Task
Look through the lines below and state how many hold the word "color". Write only the number.

Provided records

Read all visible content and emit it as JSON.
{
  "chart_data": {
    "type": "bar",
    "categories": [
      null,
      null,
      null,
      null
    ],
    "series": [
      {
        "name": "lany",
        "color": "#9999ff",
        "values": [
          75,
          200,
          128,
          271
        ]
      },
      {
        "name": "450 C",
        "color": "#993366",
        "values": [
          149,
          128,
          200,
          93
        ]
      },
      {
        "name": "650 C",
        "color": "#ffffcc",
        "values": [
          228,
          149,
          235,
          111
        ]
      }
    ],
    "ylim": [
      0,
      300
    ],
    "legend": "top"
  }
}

Task output
3